_Material provided:_
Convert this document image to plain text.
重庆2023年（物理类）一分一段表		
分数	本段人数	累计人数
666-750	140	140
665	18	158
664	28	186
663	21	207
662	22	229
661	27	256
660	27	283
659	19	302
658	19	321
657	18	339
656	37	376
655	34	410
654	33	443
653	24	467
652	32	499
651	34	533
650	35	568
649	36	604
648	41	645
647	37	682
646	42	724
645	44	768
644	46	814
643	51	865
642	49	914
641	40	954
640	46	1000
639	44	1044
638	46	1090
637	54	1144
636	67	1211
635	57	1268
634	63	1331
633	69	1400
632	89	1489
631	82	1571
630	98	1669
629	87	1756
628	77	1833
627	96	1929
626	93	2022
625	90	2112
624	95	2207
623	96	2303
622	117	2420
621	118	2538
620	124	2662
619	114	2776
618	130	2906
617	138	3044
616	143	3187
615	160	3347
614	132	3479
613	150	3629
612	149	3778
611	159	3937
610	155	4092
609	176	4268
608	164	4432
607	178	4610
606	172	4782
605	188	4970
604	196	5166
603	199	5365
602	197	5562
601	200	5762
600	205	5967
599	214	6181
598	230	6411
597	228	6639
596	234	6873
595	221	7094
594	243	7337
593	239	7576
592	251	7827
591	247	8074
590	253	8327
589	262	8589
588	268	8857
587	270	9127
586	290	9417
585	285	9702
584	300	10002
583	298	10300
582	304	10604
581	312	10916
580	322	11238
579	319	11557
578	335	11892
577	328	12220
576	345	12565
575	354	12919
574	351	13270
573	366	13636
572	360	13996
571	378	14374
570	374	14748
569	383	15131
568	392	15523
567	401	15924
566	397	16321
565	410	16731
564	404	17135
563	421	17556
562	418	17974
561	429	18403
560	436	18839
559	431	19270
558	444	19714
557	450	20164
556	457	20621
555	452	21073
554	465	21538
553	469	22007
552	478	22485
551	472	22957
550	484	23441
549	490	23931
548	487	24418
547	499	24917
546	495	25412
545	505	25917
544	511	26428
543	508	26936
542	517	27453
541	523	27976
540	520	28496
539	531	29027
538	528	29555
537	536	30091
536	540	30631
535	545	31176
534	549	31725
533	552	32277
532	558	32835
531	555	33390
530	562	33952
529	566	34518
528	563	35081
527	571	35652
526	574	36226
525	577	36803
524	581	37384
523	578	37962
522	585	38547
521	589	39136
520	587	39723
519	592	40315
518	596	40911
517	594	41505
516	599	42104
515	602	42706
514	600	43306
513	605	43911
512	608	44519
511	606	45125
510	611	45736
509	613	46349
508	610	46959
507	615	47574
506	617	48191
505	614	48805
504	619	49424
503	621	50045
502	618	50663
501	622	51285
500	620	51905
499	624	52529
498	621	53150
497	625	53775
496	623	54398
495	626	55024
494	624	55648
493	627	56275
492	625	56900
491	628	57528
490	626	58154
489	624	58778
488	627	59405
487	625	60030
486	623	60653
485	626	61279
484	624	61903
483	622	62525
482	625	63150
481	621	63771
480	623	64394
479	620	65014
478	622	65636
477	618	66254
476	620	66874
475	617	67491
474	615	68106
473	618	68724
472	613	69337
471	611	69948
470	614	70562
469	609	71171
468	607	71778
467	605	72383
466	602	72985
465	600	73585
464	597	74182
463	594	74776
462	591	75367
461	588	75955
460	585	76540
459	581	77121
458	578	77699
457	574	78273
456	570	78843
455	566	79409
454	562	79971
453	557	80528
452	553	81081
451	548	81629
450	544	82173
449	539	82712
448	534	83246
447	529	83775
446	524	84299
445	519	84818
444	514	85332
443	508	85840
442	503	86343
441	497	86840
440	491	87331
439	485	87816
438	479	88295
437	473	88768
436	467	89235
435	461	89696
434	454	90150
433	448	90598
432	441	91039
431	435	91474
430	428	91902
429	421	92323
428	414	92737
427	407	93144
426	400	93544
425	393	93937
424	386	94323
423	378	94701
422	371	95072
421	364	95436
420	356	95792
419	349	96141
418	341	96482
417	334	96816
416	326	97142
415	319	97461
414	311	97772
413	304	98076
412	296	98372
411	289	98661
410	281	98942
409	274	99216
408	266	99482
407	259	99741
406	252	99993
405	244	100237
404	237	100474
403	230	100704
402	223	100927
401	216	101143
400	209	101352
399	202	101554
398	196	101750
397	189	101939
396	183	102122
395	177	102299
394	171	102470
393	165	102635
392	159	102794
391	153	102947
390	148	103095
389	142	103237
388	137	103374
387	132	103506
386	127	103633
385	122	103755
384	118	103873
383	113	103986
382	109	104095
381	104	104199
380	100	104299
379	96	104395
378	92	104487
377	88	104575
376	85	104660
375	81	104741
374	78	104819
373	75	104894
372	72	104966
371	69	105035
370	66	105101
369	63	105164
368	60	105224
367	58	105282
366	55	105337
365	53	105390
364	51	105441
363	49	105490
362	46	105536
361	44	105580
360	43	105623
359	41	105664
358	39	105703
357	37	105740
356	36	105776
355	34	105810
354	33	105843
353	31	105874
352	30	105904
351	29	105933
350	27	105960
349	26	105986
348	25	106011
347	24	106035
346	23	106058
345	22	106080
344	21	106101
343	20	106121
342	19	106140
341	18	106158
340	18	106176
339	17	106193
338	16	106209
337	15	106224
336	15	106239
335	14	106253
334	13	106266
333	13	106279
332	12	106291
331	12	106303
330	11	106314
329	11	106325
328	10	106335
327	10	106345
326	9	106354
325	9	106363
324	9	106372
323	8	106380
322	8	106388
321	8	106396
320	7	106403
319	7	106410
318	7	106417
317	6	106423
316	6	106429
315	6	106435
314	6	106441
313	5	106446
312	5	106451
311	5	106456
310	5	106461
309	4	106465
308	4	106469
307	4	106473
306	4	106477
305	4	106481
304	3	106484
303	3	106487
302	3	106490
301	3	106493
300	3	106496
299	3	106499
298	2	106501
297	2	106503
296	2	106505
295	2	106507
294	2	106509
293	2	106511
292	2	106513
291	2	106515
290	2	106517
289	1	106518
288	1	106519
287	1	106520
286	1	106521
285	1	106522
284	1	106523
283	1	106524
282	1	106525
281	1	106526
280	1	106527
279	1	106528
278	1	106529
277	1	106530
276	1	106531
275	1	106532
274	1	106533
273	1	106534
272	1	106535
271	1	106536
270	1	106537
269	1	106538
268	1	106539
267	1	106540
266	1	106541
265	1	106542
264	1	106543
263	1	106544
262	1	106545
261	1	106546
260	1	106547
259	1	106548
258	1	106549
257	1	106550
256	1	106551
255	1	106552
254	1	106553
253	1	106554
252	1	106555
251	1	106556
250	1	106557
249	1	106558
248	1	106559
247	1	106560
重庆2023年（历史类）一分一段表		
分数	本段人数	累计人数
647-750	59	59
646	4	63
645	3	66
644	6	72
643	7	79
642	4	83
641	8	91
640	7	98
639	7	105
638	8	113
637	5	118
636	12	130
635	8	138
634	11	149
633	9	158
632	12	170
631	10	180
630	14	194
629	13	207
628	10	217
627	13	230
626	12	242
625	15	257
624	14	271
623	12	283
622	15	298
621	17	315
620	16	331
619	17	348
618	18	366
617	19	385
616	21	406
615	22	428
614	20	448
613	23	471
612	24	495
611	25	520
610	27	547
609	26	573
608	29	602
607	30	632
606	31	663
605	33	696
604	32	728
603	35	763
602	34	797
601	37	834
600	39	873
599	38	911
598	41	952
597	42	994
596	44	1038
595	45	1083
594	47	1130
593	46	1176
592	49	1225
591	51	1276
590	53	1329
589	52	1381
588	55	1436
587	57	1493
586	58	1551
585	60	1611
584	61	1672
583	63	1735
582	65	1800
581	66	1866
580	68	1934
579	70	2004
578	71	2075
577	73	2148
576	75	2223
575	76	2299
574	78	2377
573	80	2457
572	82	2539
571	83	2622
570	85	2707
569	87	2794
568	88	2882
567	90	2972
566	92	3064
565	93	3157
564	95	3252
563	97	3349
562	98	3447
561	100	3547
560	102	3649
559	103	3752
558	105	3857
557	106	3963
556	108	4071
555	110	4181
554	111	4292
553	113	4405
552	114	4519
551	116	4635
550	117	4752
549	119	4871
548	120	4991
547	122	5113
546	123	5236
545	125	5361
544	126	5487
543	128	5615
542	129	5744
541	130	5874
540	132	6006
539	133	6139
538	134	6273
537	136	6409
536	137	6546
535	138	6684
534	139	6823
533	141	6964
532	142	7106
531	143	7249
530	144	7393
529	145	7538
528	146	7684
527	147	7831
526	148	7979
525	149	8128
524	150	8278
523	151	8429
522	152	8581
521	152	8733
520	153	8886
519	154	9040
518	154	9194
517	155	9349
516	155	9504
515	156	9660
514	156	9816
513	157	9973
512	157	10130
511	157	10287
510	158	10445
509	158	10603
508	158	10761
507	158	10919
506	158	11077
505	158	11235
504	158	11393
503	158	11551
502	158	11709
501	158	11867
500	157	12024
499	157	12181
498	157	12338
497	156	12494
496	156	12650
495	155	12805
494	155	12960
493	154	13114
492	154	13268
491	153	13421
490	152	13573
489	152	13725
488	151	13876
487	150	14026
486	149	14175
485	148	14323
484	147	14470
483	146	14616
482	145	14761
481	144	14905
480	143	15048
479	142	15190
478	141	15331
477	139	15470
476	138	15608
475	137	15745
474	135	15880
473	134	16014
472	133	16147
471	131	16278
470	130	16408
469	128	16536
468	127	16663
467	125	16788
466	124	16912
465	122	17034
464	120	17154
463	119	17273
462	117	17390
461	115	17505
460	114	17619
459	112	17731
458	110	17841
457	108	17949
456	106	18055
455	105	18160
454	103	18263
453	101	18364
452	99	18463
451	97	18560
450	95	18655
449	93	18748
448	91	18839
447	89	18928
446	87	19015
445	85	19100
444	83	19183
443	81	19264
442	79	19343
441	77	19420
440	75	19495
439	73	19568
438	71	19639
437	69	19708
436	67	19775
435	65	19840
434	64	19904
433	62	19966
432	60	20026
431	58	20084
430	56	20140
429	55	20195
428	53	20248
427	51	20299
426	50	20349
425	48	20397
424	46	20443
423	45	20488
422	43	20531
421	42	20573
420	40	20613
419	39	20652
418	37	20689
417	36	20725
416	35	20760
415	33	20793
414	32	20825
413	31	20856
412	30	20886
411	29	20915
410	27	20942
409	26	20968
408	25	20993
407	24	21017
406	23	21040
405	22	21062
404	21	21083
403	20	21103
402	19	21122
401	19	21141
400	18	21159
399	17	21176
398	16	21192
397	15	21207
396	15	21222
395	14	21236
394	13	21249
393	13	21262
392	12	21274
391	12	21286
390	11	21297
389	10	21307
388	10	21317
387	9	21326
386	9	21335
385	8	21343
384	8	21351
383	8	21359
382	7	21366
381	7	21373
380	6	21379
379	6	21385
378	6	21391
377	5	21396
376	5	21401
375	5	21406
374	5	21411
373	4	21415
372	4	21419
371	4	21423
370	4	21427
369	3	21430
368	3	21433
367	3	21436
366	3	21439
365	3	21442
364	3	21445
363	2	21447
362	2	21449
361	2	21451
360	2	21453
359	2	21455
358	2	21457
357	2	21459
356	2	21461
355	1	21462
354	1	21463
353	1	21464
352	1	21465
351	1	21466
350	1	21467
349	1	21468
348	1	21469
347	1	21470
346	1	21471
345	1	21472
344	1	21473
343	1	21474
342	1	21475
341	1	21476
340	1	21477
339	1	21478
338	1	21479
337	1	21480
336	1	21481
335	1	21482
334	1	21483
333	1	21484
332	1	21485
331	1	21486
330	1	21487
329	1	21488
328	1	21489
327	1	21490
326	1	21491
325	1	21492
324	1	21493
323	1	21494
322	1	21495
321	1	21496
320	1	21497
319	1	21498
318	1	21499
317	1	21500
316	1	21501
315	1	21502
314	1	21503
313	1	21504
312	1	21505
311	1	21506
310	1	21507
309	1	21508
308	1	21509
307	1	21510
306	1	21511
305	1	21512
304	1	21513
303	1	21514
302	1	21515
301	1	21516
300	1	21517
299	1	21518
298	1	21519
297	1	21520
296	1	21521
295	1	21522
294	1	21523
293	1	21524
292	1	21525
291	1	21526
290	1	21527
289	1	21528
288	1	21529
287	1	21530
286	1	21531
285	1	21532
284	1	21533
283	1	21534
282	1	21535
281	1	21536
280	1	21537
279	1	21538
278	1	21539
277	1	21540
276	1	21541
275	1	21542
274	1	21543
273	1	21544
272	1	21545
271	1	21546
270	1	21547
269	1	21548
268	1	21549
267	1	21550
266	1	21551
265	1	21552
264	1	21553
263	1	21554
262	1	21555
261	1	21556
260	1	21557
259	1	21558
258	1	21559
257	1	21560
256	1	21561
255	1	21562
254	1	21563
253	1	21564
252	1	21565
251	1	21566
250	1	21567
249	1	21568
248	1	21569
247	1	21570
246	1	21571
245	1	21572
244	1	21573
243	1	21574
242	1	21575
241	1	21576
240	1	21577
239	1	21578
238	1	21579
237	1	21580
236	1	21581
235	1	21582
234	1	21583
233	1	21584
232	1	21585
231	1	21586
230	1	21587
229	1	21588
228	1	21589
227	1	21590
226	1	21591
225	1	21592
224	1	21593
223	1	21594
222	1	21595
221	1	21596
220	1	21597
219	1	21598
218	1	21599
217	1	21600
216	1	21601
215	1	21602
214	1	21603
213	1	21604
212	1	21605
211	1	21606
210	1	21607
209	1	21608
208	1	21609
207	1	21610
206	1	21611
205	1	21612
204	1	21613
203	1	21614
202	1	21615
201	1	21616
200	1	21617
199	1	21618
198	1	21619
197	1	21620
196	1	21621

_Given problem:_ Look through the entries above; copy each line where the string "一分一段表" appears.

_Exercise response:_
重庆2023年（物理类）一分一段表		
重庆2023年（历史类）一分一段表		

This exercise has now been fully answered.